__Data entries__.
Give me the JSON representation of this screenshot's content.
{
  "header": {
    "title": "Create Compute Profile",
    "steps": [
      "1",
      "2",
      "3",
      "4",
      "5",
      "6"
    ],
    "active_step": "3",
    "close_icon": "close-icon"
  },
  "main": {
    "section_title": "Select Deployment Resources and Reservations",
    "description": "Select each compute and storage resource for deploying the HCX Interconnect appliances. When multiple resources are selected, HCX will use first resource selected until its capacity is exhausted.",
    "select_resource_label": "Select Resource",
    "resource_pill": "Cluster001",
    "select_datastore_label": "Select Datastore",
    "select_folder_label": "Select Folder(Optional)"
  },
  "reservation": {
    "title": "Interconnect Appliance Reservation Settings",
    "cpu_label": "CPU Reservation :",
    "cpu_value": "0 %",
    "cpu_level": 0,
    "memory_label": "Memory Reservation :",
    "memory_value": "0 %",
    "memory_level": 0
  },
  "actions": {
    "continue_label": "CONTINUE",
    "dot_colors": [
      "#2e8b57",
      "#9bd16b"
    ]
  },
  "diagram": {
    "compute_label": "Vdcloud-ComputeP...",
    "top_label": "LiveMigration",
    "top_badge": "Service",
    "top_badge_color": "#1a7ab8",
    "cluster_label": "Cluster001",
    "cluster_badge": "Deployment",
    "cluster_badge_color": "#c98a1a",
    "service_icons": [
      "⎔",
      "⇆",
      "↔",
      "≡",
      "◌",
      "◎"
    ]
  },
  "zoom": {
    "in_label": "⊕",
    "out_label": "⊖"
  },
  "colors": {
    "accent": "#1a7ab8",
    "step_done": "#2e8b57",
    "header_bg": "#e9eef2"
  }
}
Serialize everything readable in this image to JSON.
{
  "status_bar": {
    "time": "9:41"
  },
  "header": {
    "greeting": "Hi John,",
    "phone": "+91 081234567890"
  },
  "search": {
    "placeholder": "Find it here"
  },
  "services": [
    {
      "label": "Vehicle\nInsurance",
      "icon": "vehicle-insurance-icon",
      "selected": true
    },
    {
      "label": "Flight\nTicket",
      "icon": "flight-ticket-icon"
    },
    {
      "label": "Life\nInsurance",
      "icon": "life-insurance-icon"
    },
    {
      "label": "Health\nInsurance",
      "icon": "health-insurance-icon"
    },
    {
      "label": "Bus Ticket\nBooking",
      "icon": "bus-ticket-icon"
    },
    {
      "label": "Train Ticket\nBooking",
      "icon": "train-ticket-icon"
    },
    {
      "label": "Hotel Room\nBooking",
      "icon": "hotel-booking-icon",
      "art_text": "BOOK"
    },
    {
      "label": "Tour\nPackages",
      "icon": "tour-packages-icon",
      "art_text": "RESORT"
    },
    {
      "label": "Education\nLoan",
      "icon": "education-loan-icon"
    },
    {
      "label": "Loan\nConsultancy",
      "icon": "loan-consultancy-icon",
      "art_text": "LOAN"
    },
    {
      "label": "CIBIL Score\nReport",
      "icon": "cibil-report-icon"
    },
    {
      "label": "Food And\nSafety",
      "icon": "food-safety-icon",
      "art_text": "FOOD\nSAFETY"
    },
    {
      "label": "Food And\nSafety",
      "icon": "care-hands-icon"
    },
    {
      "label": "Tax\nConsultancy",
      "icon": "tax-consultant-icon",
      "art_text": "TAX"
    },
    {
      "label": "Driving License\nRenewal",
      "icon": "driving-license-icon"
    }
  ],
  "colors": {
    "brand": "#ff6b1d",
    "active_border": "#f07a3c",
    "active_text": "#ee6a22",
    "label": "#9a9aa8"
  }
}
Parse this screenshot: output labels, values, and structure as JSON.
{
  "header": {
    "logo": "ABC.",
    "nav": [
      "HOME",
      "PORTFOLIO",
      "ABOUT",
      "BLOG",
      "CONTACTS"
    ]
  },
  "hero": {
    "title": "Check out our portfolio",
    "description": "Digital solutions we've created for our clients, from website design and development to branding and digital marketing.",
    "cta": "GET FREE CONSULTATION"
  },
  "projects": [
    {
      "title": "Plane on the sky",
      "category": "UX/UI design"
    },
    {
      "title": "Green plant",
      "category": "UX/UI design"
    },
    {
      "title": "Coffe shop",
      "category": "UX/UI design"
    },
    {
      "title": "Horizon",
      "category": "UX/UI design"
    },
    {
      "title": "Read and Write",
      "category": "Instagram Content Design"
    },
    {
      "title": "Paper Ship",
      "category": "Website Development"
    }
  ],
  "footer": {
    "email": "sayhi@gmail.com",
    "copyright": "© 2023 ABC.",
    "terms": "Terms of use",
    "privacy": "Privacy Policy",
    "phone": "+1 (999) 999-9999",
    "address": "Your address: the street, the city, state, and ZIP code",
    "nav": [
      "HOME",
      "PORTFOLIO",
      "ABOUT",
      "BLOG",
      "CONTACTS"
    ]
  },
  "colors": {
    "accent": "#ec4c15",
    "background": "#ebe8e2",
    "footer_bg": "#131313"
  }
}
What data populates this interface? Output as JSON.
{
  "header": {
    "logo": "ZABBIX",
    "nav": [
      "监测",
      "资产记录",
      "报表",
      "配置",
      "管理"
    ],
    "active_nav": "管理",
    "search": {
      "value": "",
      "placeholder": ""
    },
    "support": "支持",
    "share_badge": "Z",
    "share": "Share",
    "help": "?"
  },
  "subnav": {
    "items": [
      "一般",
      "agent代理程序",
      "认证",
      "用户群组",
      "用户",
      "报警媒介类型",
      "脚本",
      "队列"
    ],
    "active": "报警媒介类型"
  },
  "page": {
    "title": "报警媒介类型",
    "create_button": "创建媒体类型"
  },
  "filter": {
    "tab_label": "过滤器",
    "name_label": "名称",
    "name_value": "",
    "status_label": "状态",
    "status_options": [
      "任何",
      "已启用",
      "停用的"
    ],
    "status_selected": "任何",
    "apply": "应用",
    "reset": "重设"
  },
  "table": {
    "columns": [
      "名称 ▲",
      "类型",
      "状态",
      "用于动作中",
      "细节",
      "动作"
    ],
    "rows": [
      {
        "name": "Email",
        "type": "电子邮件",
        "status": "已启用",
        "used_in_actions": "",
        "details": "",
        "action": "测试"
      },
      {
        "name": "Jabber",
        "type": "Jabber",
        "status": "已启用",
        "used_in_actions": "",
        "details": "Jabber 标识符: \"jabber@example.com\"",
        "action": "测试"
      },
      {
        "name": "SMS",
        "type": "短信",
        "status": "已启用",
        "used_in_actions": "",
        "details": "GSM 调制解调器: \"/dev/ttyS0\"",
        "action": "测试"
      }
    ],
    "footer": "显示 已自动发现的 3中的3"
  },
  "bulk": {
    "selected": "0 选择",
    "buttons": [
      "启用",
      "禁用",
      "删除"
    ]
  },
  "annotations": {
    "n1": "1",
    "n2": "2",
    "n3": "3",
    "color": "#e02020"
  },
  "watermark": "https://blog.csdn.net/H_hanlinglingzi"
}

__WRITTEN EXERCISE__.
Output every record above exactly as it appears.

__EXPECTED ANSWER__.
Give me the JSON representation of this screenshot's content.
{
  "header": {
    "title": "Create Compute Profile",
    "steps": [
      "1",
      "2",
      "3",
      "4",
      "5",
      "6"
    ],
    "active_step": "3",
    "close_icon": "close-icon"
  },
  "main": {
    "section_title": "Select Deployment Resources and Reservations",
    "description": "Select each compute and storage resource for deploying the HCX Interconnect appliances. When multiple resources are selected, HCX will use first resource selected until its capacity is exhausted.",
    "select_resource_label": "Select Resource",
    "resource_pill": "Cluster001",
    "select_datastore_label": "Select Datastore",
    "select_folder_label": "Select Folder(Optional)"
  },
  "reservation": {
    "title": "Interconnect Appliance Reservation Settings",
    "cpu_label": "CPU Reservation :",
    "cpu_value": "0 %",
    "cpu_level": 0,
    "memory_label": "Memory Reservation :",
    "memory_value": "0 %",
    "memory_level": 0
  },
  "actions": {
    "continue_label": "CONTINUE",
    "dot_colors": [
      "#2e8b57",
      "#9bd16b"
    ]
  },
  "diagram": {
    "compute_label": "Vdcloud-ComputeP...",
    "top_label": "LiveMigration",
    "top_badge": "Service",
    "top_badge_color": "#1a7ab8",
    "cluster_label": "Cluster001",
    "cluster_badge": "Deployment",
    "cluster_badge_color": "#c98a1a",
    "service_icons": [
      "⎔",
      "⇆",
      "↔",
      "≡",
      "◌",
      "◎"
    ]
  },
  "zoom": {
    "in_label": "⊕",
    "out_label": "⊖"
  },
  "colors": {
    "accent": "#1a7ab8",
    "step_done": "#2e8b57",
    "header_bg": "#e9eef2"
  }
}
Serialize everything readable in this image to JSON.
{
  "status_bar": {
    "time": "9:41"
  },
  "header": {
    "greeting": "Hi John,",
    "phone": "+91 081234567890"
  },
  "search": {
    "placeholder": "Find it here"
  },
  "services": [
    {
      "label": "Vehicle\nInsurance",
      "icon": "vehicle-insurance-icon",
      "selected": true
    },
    {
      "label": "Flight\nTicket",
      "icon": "flight-ticket-icon"
    },
    {
      "label": "Life\nInsurance",
      "icon": "life-insurance-icon"
    },
    {
      "label": "Health\nInsurance",
      "icon": "health-insurance-icon"
    },
    {
      "label": "Bus Ticket\nBooking",
      "icon": "bus-ticket-icon"
    },
    {
      "label": "Train Ticket\nBooking",
      "icon": "train-ticket-icon"
    },
    {
      "label": "Hotel Room\nBooking",
      "icon": "hotel-booking-icon",
      "art_text": "BOOK"
    },
    {
      "label": "Tour\nPackages",
      "icon": "tour-packages-icon",
      "art_text": "RESORT"
    },
    {
      "label": "Education\nLoan",
      "icon": "education-loan-icon"
    },
    {
      "label": "Loan\nConsultancy",
      "icon": "loan-consultancy-icon",
      "art_text": "LOAN"
    },
    {
      "label": "CIBIL Score\nReport",
      "icon": "cibil-report-icon"
    },
    {
      "label": "Food And\nSafety",
      "icon": "food-safety-icon",
      "art_text": "FOOD\nSAFETY"
    },
    {
      "label": "Food And\nSafety",
      "icon": "care-hands-icon"
    },
    {
      "label": "Tax\nConsultancy",
      "icon": "tax-consultant-icon",
      "art_text": "TAX"
    },
    {
      "label": "Driving License\nRenewal",
      "icon": "driving-license-icon"
    }
  ],
  "colors": {
    "brand": "#ff6b1d",
    "active_border": "#f07a3c",
    "active_text": "#ee6a22",
    "label": "#9a9aa8"
  }
}
Parse this screenshot: output labels, values, and structure as JSON.
{
  "header": {
    "logo": "ABC.",
    "nav": [
      "HOME",
      "PORTFOLIO",
      "ABOUT",
      "BLOG",
      "CONTACTS"
    ]
  },
  "hero": {
    "title": "Check out our portfolio",
    "description": "Digital solutions we've created for our clients, from website design and development to branding and digital marketing.",
    "cta": "GET FREE CONSULTATION"
  },
  "projects": [
    {
      "title": "Plane on the sky",
      "category": "UX/UI design"
    },
    {
      "title": "Green plant",
      "category": "UX/UI design"
    },
    {
      "title": "Coffe shop",
      "category": "UX/UI design"
    },
    {
      "title": "Horizon",
      "category": "UX/UI design"
    },
    {
      "title": "Read and Write",
      "category": "Instagram Content Design"
    },
    {
      "title": "Paper Ship",
      "category": "Website Development"
    }
  ],
  "footer": {
    "email": "sayhi@gmail.com",
    "copyright": "© 2023 ABC.",
    "terms": "Terms of use",
    "privacy": "Privacy Policy",
    "phone": "+1 (999) 999-9999",
    "address": "Your address: the street, the city, state, and ZIP code",
    "nav": [
      "HOME",
      "PORTFOLIO",
      "ABOUT",
      "BLOG",
      "CONTACTS"
    ]
  },
  "colors": {
    "accent": "#ec4c15",
    "background": "#ebe8e2",
    "footer_bg": "#131313"
  }
}
What data populates this interface? Output as JSON.
{
  "header": {
    "logo": "ZABBIX",
    "nav": [
      "监测",
      "资产记录",
      "报表",
      "配置",
      "管理"
    ],
    "active_nav": "管理",
    "search": {
      "value": "",
      "placeholder": ""
    },
    "support": "支持",
    "share_badge": "Z",
    "share": "Share",
    "help": "?"
  },
  "subnav": {
    "items": [
      "一般",
      "agent代理程序",
      "认证",
      "用户群组",
      "用户",
      "报警媒介类型",
      "脚本",
      "队列"
    ],
    "active": "报警媒介类型"
  },
  "page": {
    "title": "报警媒介类型",
    "create_button": "创建媒体类型"
  },
  "filter": {
    "tab_label": "过滤器",
    "name_label": "名称",
    "name_value": "",
    "status_label": "状态",
    "status_options": [
      "任何",
      "已启用",
      "停用的"
    ],
    "status_selected": "任何",
    "apply": "应用",
    "reset": "重设"
  },
  "table": {
    "columns": [
      "名称 ▲",
      "类型",
      "状态",
      "用于动作中",
      "细节",
      "动作"
    ],
    "rows": [
      {
        "name": "Email",
        "type": "电子邮件",
        "status": "已启用",
        "used_in_actions": "",
        "details": "",
        "action": "测试"
      },
      {
        "name": "Jabber",
        "type": "Jabber",
        "status": "已启用",
        "used_in_actions": "",
        "details": "Jabber 标识符: \"jabber@example.com\"",
        "action": "测试"
      },
      {
        "name": "SMS",
        "type": "短信",
        "status": "已启用",
        "used_in_actions": "",
        "details": "GSM 调制解调器: \"/dev/ttyS0\"",
        "action": "测试"
      }
    ],
    "footer": "显示 已自动发现的 3中的3"
  },
  "bulk": {
    "selected": "0 选择",
    "buttons": [
      "启用",
      "禁用",
      "删除"
    ]
  },
  "annotations": {
    "n1": "1",
    "n2": "2",
    "n3": "3",
    "color": "#e02020"
  },
  "watermark": "https://blog.csdn.net/H_hanlinglingzi"
}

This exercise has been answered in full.